## PROBLEM TO WORK ON
Provide an exact copy of the data, excluding the images.

[Items from a figure collection]
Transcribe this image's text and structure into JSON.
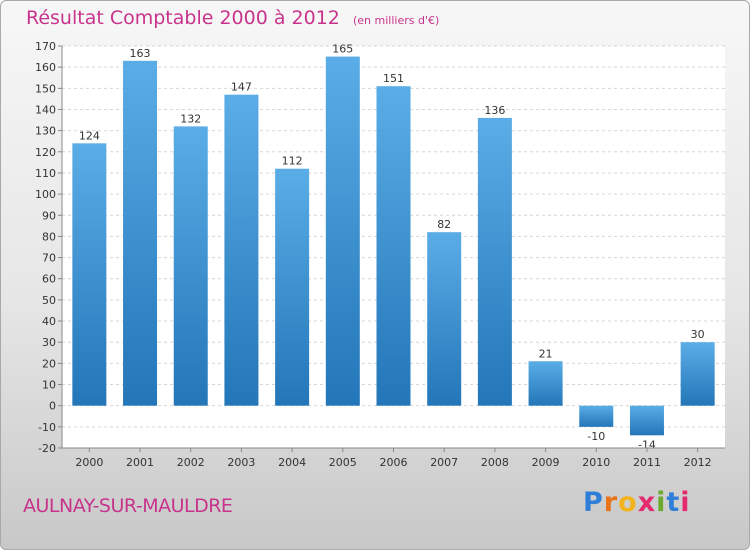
{
  "title": "Résultat Comptable 2000 à 2012",
  "subtitle": "(en milliers d'€)",
  "commune": "AULNAY-SUR-MAULDRE",
  "logo": {
    "letters": [
      "P",
      "r",
      "o",
      "x",
      "i",
      "t",
      "i"
    ],
    "colors": [
      "#2f7fd8",
      "#e8731a",
      "#f2b31c",
      "#e32a6d",
      "#6aab2e",
      "#2f7fd8",
      "#e32a6d"
    ]
  },
  "colors": {
    "title": "#c8348c",
    "bar_top": "#5aade6",
    "bar_bottom": "#2376b8"
  },
  "chart_data": {
    "type": "bar",
    "title": "Résultat Comptable 2000 à 2012",
    "ylabel": "en milliers d'€",
    "categories": [
      "2000",
      "2001",
      "2002",
      "2003",
      "2004",
      "2005",
      "2006",
      "2007",
      "2008",
      "2009",
      "2010",
      "2011",
      "2012"
    ],
    "values": [
      124,
      163,
      132,
      147,
      112,
      165,
      151,
      82,
      136,
      21,
      -10,
      -14,
      30
    ],
    "ylim": [
      -20,
      170
    ],
    "yticks": [
      -20,
      -10,
      0,
      10,
      20,
      30,
      40,
      50,
      60,
      70,
      80,
      90,
      100,
      110,
      120,
      130,
      140,
      150,
      160,
      170
    ],
    "grid": true
  }
}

## RESULT FOR THIS EXERCISE
Transcribe this image's text and structure into JSON.
{
  "title": "Résultat Comptable 2000 à 2012",
  "subtitle": "(en milliers d'€)",
  "commune": "AULNAY-SUR-MAULDRE",
  "logo": {
    "letters": [
      "P",
      "r",
      "o",
      "x",
      "i",
      "t",
      "i"
    ],
    "colors": [
      "#2f7fd8",
      "#e8731a",
      "#f2b31c",
      "#e32a6d",
      "#6aab2e",
      "#2f7fd8",
      "#e32a6d"
    ]
  },
  "colors": {
    "title": "#c8348c",
    "bar_top": "#5aade6",
    "bar_bottom": "#2376b8"
  },
  "chart_data": {
    "type": "bar",
    "title": "Résultat Comptable 2000 à 2012",
    "ylabel": "en milliers d'€",
    "categories": [
      "2000",
      "2001",
      "2002",
      "2003",
      "2004",
      "2005",
      "2006",
      "2007",
      "2008",
      "2009",
      "2010",
      "2011",
      "2012"
    ],
    "values": [
      124,
      163,
      132,
      147,
      112,
      165,
      151,
      82,
      136,
      21,
      -10,
      -14,
      30
    ],
    "ylim": [
      -20,
      170
    ],
    "yticks": [
      -20,
      -10,
      0,
      10,
      20,
      30,
      40,
      50,
      60,
      70,
      80,
      90,
      100,
      110,
      120,
      130,
      140,
      150,
      160,
      170
    ],
    "grid": true
  }
}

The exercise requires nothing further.